_WRITTEN INSTRUCTION_
Gather all lines from the material that contain the word "Profit".

_SUPPLIED MATERIAL_
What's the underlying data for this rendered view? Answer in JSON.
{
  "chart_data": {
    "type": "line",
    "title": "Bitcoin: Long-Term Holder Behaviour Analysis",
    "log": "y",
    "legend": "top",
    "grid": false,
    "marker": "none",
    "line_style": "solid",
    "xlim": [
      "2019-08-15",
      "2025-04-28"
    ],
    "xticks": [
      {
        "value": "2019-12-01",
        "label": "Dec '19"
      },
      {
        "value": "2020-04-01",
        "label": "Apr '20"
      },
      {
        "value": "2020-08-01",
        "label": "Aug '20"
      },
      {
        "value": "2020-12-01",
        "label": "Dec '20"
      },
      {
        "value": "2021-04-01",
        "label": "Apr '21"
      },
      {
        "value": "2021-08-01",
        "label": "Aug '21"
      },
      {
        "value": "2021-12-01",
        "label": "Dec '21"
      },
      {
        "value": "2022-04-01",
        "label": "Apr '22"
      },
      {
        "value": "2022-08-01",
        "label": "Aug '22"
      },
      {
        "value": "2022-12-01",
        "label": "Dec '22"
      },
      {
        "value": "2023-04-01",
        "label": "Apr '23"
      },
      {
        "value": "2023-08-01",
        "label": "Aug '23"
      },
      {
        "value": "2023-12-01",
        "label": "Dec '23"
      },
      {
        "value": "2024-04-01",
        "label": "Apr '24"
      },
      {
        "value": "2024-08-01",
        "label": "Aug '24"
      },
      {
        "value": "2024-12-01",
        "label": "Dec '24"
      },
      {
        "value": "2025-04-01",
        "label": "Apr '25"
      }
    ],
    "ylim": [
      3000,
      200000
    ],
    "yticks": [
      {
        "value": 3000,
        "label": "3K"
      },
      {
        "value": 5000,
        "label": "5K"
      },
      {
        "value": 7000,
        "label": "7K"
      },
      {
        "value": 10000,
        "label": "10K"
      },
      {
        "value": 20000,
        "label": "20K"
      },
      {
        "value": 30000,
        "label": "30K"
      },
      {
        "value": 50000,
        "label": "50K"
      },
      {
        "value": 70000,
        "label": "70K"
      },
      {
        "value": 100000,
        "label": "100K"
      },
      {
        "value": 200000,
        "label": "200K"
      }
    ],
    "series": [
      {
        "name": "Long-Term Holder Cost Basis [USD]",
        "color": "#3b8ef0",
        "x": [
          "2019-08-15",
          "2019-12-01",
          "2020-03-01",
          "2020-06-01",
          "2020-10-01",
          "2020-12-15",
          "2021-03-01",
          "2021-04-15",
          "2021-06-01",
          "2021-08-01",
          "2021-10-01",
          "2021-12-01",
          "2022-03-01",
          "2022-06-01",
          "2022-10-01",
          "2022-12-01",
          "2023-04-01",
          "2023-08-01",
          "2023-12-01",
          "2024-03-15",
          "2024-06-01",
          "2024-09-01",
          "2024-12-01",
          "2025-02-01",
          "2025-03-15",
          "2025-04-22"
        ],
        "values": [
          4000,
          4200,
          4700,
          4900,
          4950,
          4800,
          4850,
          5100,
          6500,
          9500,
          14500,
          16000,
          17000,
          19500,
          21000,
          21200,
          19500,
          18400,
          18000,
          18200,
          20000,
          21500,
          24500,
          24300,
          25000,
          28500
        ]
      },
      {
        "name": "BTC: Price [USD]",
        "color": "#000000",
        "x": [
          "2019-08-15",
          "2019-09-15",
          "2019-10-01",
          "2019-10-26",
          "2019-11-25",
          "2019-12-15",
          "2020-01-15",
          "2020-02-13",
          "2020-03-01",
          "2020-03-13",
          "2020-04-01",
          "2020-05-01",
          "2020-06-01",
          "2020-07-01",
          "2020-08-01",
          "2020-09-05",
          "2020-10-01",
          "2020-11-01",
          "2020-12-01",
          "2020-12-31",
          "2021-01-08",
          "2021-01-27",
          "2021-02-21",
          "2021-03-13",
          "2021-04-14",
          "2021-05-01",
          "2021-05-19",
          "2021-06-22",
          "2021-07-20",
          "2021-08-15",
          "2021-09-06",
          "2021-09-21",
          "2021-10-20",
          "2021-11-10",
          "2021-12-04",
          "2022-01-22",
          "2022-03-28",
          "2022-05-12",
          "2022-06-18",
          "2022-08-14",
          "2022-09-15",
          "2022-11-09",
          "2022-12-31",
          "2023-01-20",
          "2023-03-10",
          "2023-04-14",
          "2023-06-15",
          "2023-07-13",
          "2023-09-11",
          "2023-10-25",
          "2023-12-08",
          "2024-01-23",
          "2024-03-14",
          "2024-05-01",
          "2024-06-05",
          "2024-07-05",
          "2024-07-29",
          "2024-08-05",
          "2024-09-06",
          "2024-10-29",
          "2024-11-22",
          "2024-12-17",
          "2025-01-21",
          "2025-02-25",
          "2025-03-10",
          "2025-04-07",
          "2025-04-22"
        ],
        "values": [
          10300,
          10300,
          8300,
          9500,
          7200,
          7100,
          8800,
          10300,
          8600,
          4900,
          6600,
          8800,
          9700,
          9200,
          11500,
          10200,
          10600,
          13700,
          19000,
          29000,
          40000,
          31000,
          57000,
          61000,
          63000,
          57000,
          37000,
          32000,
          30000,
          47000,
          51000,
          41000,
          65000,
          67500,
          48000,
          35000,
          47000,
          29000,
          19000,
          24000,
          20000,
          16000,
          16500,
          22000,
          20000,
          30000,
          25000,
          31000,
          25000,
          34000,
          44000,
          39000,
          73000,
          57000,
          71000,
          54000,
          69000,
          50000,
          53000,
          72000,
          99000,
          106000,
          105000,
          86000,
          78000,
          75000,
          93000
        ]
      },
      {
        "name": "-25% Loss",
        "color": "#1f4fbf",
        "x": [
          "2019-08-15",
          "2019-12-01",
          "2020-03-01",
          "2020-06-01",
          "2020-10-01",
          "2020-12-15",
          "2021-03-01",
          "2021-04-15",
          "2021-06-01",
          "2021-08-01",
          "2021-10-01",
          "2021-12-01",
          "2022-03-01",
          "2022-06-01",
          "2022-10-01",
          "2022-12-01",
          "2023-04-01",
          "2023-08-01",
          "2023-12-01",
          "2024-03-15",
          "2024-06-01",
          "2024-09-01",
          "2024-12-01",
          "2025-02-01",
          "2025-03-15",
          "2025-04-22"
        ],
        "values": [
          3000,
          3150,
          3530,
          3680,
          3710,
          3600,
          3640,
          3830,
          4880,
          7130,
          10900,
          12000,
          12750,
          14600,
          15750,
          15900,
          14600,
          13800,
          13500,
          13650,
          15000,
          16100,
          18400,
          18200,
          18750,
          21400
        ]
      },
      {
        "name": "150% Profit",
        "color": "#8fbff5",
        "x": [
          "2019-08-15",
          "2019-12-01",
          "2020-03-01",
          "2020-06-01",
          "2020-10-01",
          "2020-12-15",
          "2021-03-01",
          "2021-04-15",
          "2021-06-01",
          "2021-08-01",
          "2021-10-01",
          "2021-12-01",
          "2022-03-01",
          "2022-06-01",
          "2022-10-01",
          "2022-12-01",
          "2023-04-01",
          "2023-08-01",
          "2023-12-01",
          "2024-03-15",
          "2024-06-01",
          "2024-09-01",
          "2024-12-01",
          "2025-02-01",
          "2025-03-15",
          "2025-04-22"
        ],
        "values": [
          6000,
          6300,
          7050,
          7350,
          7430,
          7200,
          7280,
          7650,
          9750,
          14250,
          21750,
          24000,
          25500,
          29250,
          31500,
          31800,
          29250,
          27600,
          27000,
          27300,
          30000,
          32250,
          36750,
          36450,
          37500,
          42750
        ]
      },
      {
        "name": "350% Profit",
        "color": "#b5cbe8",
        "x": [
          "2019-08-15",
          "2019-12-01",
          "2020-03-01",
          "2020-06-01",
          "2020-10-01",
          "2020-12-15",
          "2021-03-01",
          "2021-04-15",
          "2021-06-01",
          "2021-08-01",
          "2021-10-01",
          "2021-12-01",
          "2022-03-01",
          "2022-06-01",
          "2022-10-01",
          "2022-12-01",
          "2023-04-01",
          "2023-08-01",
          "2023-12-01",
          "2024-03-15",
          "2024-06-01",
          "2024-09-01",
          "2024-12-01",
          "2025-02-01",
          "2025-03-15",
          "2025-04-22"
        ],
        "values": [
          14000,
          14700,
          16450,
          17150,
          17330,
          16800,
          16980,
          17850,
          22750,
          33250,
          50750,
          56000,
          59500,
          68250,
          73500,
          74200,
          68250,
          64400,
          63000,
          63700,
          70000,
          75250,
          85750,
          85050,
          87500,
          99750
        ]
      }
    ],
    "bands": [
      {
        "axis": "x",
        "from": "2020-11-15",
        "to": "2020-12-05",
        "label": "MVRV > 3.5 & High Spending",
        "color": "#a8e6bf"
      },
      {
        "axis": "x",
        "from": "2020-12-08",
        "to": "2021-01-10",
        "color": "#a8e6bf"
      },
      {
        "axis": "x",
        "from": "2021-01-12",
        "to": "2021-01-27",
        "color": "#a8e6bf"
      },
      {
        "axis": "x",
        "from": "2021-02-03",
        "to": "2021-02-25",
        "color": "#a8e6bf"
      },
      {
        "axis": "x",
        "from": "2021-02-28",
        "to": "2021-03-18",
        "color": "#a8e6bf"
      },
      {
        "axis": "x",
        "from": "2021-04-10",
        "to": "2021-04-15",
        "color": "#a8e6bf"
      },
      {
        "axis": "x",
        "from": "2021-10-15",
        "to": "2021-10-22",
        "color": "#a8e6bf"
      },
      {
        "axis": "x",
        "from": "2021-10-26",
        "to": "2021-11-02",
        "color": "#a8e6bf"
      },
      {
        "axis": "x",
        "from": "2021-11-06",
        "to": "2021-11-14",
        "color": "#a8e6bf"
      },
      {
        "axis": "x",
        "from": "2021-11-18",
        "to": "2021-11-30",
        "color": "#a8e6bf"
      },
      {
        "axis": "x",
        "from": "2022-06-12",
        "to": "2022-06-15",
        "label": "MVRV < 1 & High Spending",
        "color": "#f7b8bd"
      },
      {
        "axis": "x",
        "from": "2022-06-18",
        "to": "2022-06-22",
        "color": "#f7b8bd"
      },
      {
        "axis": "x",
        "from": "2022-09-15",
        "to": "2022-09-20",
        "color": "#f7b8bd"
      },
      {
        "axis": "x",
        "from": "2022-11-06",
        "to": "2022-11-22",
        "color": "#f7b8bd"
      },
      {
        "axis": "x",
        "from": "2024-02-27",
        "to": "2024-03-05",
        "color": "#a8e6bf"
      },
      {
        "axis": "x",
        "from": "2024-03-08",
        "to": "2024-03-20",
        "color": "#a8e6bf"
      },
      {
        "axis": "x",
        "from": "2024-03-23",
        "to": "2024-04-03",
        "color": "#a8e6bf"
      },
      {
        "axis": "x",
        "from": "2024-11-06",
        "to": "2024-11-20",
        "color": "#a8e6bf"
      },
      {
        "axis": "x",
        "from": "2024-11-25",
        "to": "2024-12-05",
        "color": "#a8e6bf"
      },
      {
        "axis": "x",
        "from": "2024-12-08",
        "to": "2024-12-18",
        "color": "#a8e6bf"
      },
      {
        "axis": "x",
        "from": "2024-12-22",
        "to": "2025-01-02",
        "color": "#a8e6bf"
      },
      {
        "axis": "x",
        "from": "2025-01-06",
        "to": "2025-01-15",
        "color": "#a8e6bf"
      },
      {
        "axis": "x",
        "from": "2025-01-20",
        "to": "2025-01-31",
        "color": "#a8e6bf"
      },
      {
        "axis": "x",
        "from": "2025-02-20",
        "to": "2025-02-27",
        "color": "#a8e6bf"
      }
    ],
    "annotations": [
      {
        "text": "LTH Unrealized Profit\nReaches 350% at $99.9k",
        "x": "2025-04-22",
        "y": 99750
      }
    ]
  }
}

_ANSWER TO THE TASK_
        "name": "150% Profit",
        "name": "350% Profit",
        "text": "LTH Unrealized Profit\nReaches 350% at $99.9k",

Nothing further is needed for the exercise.